◆ AIM
The records that follow should be retyped word for word.

___ LISTING

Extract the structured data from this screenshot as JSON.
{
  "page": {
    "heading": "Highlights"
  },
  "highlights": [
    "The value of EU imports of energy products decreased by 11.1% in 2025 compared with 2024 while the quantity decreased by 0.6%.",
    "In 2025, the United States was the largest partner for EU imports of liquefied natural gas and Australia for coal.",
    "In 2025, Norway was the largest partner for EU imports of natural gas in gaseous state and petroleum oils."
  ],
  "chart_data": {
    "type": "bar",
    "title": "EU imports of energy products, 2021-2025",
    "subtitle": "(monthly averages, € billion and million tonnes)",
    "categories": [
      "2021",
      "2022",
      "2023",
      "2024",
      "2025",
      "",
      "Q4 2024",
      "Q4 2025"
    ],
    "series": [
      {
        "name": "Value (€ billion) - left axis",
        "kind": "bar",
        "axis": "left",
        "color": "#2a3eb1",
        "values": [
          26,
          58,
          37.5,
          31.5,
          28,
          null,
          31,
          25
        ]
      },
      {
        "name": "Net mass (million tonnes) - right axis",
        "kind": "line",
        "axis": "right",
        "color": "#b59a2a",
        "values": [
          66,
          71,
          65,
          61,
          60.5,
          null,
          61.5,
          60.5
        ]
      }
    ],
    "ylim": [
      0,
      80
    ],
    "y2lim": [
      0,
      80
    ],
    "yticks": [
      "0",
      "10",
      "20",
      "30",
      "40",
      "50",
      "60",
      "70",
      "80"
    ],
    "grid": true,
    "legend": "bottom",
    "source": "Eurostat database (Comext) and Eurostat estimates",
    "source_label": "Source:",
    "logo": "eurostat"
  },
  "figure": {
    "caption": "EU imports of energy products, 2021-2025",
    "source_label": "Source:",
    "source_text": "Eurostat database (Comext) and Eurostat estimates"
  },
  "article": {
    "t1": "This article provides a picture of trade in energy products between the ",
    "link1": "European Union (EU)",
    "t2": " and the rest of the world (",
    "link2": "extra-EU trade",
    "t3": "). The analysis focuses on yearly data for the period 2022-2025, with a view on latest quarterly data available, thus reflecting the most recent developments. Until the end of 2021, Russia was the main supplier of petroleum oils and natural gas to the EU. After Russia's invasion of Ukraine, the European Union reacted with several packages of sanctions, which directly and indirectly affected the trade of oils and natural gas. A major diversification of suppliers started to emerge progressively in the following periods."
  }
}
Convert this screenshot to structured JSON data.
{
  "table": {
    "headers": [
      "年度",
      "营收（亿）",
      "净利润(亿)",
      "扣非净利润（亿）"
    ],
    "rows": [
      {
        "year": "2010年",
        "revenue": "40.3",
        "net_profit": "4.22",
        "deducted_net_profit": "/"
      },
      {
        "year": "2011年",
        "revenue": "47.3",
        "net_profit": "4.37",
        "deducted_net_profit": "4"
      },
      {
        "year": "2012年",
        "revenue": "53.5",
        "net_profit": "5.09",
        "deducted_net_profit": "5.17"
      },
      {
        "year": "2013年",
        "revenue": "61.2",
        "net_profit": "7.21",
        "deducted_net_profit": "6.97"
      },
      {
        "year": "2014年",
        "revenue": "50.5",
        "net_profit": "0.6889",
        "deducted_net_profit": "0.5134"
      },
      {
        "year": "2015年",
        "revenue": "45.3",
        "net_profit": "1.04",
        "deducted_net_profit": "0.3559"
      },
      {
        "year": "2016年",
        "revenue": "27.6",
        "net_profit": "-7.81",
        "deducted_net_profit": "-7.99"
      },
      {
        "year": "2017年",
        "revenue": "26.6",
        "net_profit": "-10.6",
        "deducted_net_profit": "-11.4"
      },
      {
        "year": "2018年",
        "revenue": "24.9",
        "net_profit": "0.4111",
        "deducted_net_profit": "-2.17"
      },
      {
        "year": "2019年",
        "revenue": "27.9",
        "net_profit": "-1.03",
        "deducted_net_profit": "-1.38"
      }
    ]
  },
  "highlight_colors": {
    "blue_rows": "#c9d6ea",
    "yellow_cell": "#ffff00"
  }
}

______

◆ RESPONSE FOR THIS EXERCISE
Extract the structured data from this screenshot as JSON.
{
  "page": {
    "heading": "Highlights"
  },
  "highlights": [
    "The value of EU imports of energy products decreased by 11.1% in 2025 compared with 2024 while the quantity decreased by 0.6%.",
    "In 2025, the United States was the largest partner for EU imports of liquefied natural gas and Australia for coal.",
    "In 2025, Norway was the largest partner for EU imports of natural gas in gaseous state and petroleum oils."
  ],
  "chart_data": {
    "type": "bar",
    "title": "EU imports of energy products, 2021-2025",
    "subtitle": "(monthly averages, € billion and million tonnes)",
    "categories": [
      "2021",
      "2022",
      "2023",
      "2024",
      "2025",
      "",
      "Q4 2024",
      "Q4 2025"
    ],
    "series": [
      {
        "name": "Value (€ billion) - left axis",
        "kind": "bar",
        "axis": "left",
        "color": "#2a3eb1",
        "values": [
          26,
          58,
          37.5,
          31.5,
          28,
          null,
          31,
          25
        ]
      },
      {
        "name": "Net mass (million tonnes) - right axis",
        "kind": "line",
        "axis": "right",
        "color": "#b59a2a",
        "values": [
          66,
          71,
          65,
          61,
          60.5,
          null,
          61.5,
          60.5
        ]
      }
    ],
    "ylim": [
      0,
      80
    ],
    "y2lim": [
      0,
      80
    ],
    "yticks": [
      "0",
      "10",
      "20",
      "30",
      "40",
      "50",
      "60",
      "70",
      "80"
    ],
    "grid": true,
    "legend": "bottom",
    "source": "Eurostat database (Comext) and Eurostat estimates",
    "source_label": "Source:",
    "logo": "eurostat"
  },
  "figure": {
    "caption": "EU imports of energy products, 2021-2025",
    "source_label": "Source:",
    "source_text": "Eurostat database (Comext) and Eurostat estimates"
  },
  "article": {
    "t1": "This article provides a picture of trade in energy products between the ",
    "link1": "European Union (EU)",
    "t2": " and the rest of the world (",
    "link2": "extra-EU trade",
    "t3": "). The analysis focuses on yearly data for the period 2022-2025, with a view on latest quarterly data available, thus reflecting the most recent developments. Until the end of 2021, Russia was the main supplier of petroleum oils and natural gas to the EU. After Russia's invasion of Ukraine, the European Union reacted with several packages of sanctions, which directly and indirectly affected the trade of oils and natural gas. A major diversification of suppliers started to emerge progressively in the following periods."
  }
}
Convert this screenshot to structured JSON data.
{
  "table": {
    "headers": [
      "年度",
      "营收（亿）",
      "净利润(亿)",
      "扣非净利润（亿）"
    ],
    "rows": [
      {
        "year": "2010年",
        "revenue": "40.3",
        "net_profit": "4.22",
        "deducted_net_profit": "/"
      },
      {
        "year": "2011年",
        "revenue": "47.3",
        "net_profit": "4.37",
        "deducted_net_profit": "4"
      },
      {
        "year": "2012年",
        "revenue": "53.5",
        "net_profit": "5.09",
        "deducted_net_profit": "5.17"
      },
      {
        "year": "2013年",
        "revenue": "61.2",
        "net_profit": "7.21",
        "deducted_net_profit": "6.97"
      },
      {
        "year": "2014年",
        "revenue": "50.5",
        "net_profit": "0.6889",
        "deducted_net_profit": "0.5134"
      },
      {
        "year": "2015年",
        "revenue": "45.3",
        "net_profit": "1.04",
        "deducted_net_profit": "0.3559"
      },
      {
        "year": "2016年",
        "revenue": "27.6",
        "net_profit": "-7.81",
        "deducted_net_profit": "-7.99"
      },
      {
        "year": "2017年",
        "revenue": "26.6",
        "net_profit": "-10.6",
        "deducted_net_profit": "-11.4"
      },
      {
        "year": "2018年",
        "revenue": "24.9",
        "net_profit": "0.4111",
        "deducted_net_profit": "-2.17"
      },
      {
        "year": "2019年",
        "revenue": "27.9",
        "net_profit": "-1.03",
        "deducted_net_profit": "-1.38"
      }
    ]
  },
  "highlight_colors": {
    "blue_rows": "#c9d6ea",
    "yellow_cell": "#ffff00"
  }
}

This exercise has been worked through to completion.